»»

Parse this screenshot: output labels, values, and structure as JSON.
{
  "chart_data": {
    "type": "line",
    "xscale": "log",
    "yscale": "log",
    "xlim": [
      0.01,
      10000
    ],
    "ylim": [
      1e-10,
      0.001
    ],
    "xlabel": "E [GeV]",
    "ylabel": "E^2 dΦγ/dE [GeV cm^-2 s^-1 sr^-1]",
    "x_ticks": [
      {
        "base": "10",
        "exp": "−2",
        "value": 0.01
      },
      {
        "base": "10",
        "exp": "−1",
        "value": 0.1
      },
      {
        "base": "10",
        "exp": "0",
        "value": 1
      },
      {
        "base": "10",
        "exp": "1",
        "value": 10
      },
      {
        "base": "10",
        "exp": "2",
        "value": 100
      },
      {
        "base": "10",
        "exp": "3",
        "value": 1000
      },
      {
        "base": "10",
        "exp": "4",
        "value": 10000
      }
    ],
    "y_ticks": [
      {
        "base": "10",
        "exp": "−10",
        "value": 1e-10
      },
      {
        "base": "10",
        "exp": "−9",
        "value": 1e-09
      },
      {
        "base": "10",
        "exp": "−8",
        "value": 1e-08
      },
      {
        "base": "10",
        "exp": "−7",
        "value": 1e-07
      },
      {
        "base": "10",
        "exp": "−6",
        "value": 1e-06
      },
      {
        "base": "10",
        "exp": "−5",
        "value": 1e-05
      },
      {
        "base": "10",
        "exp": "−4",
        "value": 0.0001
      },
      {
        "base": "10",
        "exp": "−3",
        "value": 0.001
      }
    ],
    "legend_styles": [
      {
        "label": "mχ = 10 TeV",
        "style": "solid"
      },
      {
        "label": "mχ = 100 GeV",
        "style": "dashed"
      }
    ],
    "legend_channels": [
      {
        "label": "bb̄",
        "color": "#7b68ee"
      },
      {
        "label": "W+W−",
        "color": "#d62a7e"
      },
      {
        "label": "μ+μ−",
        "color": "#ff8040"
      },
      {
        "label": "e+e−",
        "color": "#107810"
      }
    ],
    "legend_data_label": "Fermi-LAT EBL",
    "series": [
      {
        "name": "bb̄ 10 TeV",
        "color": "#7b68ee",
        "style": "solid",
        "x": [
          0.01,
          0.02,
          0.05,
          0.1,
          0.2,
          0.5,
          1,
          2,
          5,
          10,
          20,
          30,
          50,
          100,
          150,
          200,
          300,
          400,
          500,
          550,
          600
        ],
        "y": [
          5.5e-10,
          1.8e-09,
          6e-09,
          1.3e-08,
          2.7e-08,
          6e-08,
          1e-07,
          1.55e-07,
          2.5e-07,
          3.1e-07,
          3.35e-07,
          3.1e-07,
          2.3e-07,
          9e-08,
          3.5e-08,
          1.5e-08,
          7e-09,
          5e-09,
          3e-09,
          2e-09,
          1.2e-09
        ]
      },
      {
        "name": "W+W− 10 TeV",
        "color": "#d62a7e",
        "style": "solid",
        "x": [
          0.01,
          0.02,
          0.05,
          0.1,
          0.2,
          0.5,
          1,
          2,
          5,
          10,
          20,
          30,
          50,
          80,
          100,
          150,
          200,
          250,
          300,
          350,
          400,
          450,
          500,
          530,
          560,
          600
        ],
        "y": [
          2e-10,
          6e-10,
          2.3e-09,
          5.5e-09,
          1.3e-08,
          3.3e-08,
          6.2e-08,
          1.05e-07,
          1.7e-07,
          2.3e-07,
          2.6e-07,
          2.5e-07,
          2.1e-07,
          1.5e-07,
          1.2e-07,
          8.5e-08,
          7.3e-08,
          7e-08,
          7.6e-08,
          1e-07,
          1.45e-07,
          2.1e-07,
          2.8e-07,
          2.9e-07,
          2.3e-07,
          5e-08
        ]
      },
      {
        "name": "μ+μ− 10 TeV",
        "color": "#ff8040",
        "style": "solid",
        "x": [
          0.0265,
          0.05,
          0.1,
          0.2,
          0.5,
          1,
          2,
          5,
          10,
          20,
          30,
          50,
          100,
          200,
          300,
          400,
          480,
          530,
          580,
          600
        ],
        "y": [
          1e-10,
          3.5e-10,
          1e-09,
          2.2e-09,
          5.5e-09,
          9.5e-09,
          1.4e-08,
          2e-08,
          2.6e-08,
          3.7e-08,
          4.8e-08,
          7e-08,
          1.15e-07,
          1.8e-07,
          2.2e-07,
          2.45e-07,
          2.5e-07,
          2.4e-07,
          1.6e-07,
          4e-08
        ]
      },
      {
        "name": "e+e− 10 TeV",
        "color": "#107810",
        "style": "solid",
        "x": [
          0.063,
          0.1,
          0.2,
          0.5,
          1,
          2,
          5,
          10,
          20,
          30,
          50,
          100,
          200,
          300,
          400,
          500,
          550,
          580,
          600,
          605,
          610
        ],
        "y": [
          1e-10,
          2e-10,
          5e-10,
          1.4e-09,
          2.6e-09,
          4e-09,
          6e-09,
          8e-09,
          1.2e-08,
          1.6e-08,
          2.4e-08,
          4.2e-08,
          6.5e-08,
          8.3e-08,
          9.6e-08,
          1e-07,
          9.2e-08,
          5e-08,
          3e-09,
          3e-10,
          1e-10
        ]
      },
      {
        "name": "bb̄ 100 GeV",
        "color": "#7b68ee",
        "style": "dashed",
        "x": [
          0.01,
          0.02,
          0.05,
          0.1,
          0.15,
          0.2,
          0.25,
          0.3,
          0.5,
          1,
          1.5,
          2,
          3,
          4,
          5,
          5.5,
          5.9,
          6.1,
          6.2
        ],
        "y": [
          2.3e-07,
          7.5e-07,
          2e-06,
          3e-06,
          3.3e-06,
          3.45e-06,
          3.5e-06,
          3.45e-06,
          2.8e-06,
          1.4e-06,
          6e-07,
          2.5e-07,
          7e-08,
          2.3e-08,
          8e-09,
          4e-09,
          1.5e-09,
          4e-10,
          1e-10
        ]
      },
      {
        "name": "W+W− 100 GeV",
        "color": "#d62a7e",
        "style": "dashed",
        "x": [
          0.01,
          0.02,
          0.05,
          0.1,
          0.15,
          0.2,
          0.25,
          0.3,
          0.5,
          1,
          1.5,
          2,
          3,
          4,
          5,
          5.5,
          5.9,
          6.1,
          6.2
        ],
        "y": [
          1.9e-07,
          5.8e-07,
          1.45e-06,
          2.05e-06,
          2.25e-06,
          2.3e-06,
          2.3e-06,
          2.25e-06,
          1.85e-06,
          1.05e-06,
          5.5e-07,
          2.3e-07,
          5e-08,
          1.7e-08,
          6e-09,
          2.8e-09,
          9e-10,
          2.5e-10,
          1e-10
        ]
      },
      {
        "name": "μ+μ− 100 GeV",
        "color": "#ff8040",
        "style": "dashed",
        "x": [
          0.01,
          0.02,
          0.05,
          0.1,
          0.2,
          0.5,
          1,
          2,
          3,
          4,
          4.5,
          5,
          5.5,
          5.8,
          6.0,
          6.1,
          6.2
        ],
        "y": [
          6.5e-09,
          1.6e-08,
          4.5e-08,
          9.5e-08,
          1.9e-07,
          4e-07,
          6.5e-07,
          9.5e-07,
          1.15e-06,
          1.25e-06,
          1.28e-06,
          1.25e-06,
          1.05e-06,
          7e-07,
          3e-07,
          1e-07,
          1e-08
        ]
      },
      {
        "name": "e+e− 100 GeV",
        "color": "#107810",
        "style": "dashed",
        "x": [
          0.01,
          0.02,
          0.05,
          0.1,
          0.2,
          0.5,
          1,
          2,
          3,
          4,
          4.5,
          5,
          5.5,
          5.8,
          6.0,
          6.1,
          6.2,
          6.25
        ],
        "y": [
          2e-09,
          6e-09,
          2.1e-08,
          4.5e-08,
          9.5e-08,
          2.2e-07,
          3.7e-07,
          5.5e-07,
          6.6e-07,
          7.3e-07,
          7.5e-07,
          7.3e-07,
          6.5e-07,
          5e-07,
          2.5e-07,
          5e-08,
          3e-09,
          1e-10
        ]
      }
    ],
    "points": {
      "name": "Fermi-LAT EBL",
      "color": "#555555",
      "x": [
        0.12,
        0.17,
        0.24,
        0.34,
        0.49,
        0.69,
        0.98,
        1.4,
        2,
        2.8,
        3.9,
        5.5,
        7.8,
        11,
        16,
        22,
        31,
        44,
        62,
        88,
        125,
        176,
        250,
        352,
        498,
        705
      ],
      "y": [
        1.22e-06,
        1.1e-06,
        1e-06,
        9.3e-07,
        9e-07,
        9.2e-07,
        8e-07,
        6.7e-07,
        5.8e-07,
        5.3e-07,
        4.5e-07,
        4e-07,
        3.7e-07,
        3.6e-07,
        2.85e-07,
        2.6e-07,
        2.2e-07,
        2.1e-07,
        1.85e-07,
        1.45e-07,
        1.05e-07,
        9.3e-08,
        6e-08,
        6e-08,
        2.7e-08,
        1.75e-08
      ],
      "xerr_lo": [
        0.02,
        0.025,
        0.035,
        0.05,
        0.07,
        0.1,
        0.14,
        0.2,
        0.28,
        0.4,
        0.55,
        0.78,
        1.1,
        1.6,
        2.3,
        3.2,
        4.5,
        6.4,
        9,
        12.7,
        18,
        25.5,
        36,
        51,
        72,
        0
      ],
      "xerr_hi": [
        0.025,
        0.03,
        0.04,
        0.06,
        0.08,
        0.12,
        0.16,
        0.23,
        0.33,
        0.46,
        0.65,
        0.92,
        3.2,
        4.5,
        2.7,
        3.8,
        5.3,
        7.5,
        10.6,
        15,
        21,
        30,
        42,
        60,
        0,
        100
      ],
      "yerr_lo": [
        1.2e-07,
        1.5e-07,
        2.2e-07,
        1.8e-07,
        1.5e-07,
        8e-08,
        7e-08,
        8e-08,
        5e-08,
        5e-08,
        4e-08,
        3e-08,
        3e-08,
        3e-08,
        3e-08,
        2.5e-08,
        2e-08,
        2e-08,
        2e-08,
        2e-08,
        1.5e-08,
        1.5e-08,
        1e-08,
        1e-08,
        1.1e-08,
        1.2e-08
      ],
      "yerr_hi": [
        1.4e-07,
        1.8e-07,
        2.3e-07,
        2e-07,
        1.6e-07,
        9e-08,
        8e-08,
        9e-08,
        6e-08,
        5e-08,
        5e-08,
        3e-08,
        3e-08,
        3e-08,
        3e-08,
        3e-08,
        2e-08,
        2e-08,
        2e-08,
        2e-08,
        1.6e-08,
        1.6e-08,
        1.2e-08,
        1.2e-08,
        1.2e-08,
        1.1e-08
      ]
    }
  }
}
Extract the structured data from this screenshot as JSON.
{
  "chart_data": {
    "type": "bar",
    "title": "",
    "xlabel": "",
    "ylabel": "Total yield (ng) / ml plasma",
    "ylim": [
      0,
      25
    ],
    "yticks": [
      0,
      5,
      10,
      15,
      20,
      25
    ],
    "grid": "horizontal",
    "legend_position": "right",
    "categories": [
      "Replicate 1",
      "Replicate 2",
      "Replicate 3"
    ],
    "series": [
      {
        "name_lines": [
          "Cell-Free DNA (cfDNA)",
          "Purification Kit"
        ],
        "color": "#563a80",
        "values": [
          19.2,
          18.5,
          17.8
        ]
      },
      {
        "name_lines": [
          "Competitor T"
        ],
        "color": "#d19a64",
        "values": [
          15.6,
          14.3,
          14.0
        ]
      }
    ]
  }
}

««

To do: From the entries above, list each line with "Replicate" in it.

Written response:
      "Replicate 1",
      "Replicate 2",
      "Replicate 3"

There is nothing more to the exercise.